>>>>>

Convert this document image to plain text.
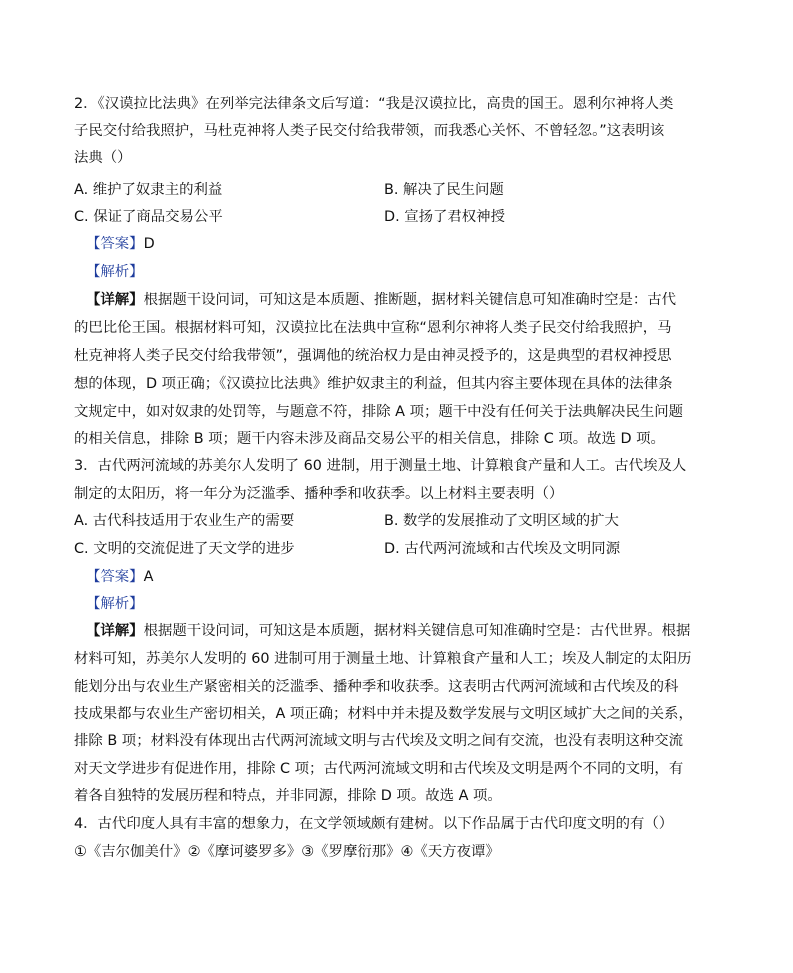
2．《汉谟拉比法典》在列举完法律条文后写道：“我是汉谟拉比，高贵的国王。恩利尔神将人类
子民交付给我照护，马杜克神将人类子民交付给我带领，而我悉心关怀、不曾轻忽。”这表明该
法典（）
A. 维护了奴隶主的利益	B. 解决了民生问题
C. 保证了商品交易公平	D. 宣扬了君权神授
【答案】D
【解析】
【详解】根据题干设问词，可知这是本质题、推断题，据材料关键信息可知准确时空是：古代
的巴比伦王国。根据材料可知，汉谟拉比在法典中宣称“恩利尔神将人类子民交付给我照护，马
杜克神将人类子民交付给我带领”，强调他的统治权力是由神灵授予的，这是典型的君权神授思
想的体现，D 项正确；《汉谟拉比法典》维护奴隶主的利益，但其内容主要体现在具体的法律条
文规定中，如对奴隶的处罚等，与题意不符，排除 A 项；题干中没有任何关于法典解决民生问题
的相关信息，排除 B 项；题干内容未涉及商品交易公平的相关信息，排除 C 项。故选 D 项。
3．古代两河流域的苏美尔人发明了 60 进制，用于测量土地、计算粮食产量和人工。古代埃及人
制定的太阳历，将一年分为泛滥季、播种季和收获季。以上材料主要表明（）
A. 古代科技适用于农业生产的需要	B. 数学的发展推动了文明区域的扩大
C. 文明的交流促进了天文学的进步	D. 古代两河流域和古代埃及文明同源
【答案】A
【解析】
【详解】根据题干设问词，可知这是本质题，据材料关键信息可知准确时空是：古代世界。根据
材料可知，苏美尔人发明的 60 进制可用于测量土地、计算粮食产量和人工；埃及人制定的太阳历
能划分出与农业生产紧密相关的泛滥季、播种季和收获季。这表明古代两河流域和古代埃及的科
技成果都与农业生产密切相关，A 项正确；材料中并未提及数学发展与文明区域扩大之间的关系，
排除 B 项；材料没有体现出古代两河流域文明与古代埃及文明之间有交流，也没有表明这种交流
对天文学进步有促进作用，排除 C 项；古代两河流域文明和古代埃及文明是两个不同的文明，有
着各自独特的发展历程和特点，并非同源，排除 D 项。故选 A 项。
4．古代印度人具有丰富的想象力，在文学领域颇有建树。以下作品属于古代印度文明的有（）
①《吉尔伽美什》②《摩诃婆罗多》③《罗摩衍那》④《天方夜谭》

<<<<<
>>>>>

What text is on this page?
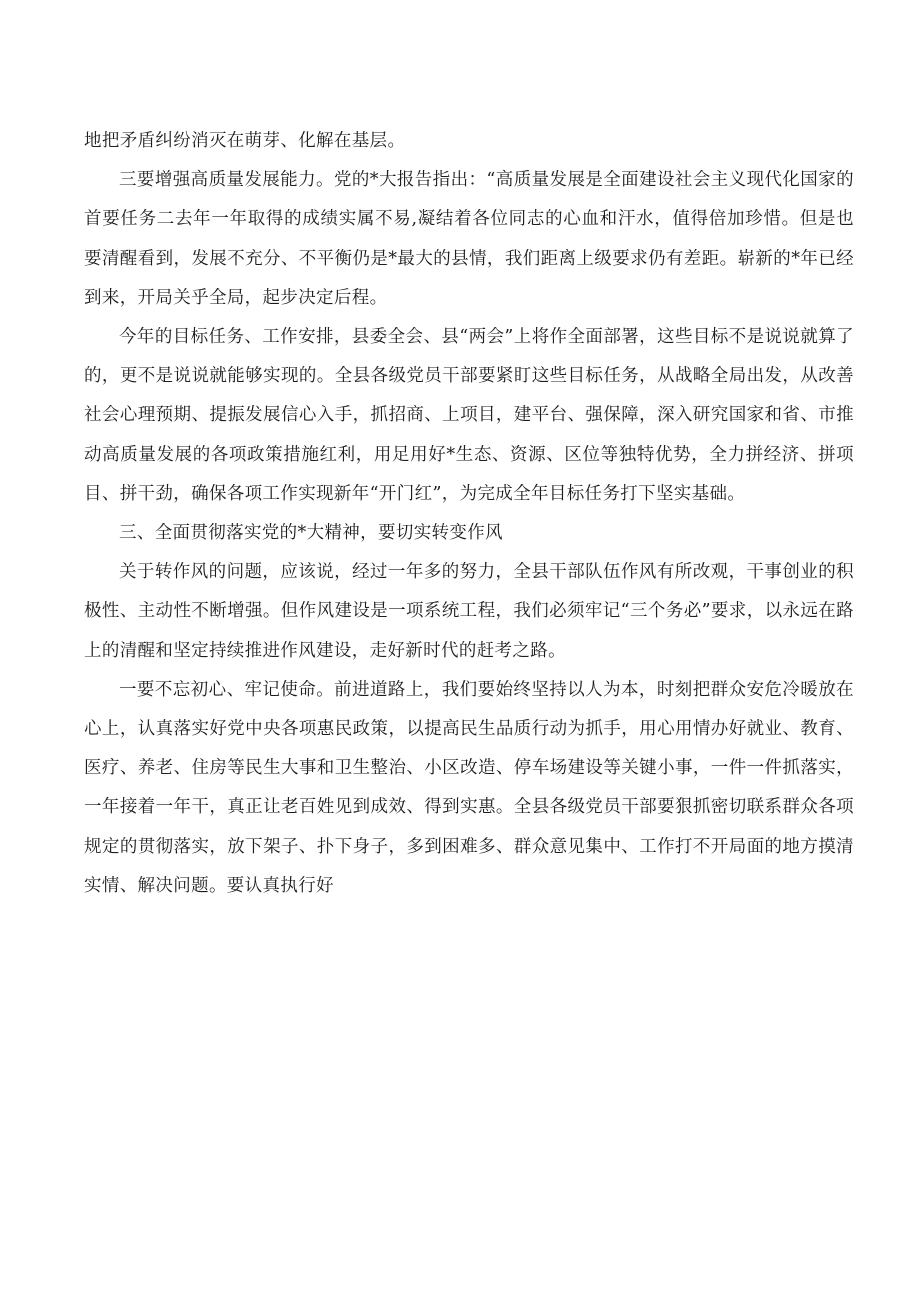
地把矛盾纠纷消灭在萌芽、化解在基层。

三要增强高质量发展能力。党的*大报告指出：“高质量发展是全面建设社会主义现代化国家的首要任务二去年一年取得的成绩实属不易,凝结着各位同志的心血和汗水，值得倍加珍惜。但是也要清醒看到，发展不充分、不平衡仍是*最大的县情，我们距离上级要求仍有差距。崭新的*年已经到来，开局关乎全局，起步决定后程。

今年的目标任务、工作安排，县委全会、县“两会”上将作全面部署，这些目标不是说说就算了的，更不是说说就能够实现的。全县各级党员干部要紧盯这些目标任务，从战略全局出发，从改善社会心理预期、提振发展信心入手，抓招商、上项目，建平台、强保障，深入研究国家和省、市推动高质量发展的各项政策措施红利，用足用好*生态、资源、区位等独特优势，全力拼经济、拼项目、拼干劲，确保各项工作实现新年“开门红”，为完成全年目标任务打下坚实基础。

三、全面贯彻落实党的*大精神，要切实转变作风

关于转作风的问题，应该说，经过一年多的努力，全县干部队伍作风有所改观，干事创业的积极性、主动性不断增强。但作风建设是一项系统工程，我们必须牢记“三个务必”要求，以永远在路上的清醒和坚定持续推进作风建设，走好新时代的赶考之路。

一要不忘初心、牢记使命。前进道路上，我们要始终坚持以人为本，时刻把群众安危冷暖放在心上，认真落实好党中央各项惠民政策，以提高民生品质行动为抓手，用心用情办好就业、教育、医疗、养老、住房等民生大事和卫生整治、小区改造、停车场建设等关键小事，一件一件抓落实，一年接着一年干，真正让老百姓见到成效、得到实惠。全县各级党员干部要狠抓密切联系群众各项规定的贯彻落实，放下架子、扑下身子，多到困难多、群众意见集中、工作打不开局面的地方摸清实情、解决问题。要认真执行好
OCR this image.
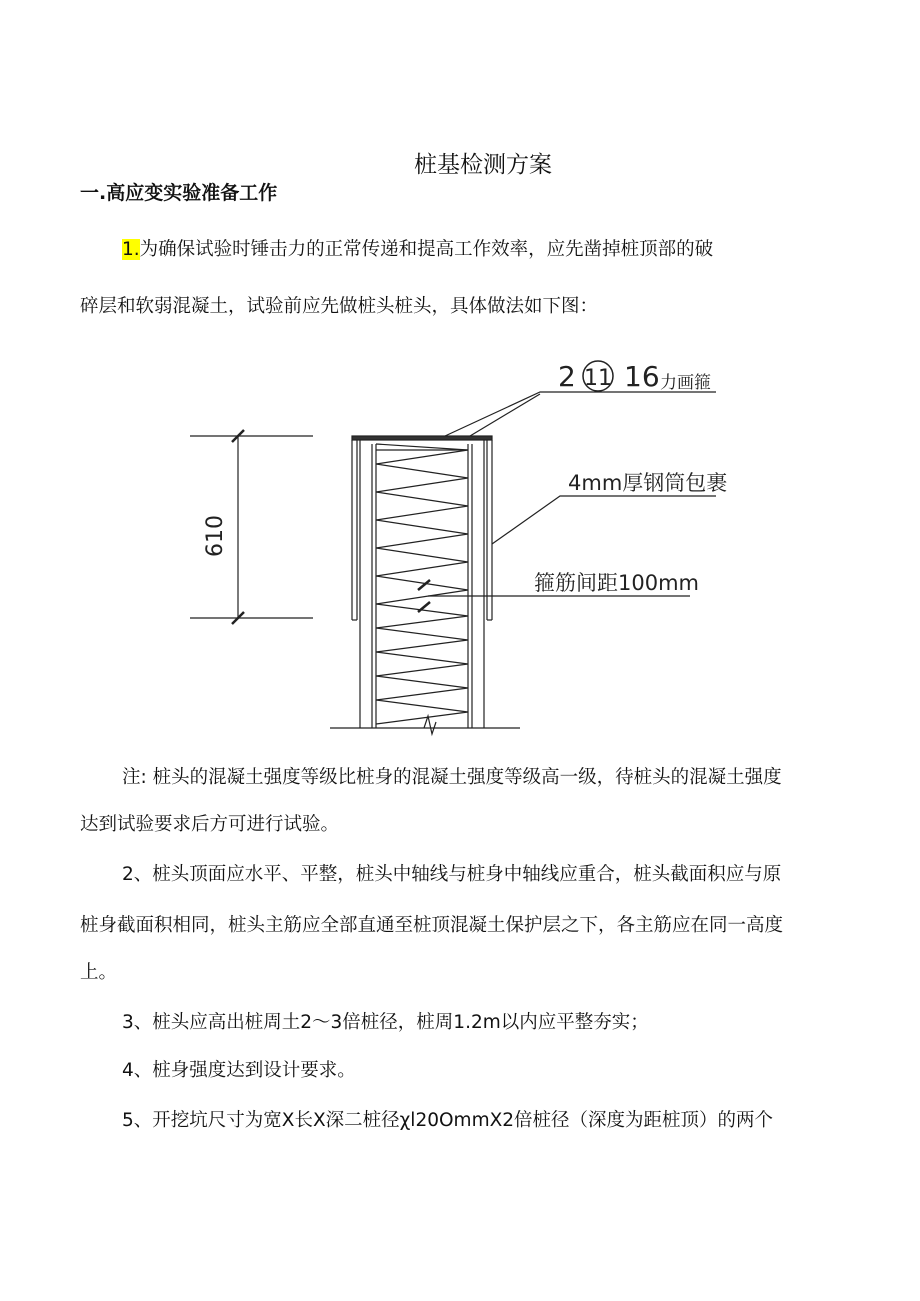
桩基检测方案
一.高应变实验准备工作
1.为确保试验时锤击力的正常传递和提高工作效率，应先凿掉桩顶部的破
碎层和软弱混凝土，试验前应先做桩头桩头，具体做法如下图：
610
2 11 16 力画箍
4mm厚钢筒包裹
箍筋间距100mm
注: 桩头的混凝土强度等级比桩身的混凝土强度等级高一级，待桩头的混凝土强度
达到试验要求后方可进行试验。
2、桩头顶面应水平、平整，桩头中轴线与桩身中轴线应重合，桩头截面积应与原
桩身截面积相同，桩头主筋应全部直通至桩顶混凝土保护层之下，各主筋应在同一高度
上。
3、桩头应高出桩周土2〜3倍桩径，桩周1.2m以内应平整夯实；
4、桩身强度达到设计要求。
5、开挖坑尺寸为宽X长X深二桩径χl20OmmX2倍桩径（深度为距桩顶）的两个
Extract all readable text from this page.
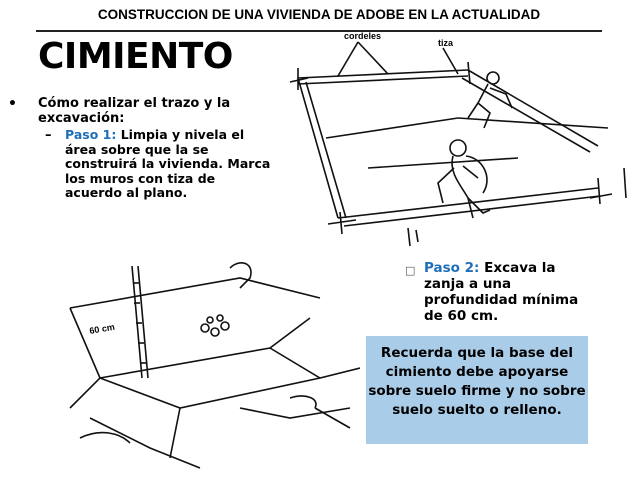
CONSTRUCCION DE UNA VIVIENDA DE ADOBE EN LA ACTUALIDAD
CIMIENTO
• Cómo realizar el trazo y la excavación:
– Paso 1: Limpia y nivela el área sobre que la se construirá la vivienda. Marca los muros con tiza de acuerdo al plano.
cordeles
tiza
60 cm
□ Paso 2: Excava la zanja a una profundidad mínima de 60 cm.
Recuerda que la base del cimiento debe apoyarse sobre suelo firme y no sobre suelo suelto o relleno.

<<<<<
>>>>>

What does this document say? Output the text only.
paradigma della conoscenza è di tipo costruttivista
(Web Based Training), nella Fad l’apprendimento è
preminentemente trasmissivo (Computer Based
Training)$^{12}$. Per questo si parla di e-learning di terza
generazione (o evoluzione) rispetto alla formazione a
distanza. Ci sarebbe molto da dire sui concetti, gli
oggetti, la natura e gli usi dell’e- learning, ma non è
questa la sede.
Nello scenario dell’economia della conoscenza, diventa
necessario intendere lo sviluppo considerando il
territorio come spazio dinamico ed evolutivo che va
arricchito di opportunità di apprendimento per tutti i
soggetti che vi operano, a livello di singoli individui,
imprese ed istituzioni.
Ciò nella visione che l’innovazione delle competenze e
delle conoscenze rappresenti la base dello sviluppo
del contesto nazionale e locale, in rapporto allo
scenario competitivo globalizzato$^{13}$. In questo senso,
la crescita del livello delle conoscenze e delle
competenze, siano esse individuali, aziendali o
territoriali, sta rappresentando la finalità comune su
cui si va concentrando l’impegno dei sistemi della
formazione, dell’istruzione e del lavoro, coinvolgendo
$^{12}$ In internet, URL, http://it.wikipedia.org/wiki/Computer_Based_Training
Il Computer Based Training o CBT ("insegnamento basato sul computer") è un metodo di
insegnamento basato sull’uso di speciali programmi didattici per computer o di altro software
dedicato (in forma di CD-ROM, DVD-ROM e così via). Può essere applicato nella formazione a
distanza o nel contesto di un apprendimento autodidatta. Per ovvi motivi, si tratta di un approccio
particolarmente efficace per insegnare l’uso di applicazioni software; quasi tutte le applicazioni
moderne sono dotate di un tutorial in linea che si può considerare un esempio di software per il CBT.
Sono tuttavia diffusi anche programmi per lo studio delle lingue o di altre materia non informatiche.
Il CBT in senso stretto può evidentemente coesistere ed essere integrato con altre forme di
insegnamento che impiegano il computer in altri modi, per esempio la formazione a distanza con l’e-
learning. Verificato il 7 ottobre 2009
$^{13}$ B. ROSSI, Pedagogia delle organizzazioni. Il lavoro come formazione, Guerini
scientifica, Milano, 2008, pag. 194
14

<<<<<

» **Short problem**:
Return every line in the listing that contains the word "basato".

» **Output**:
Il Computer Based Training o CBT ("insegnamento basato sul computer") è un metodo di
insegnamento basato sull’uso di speciali programmi didattici per computer o di altro software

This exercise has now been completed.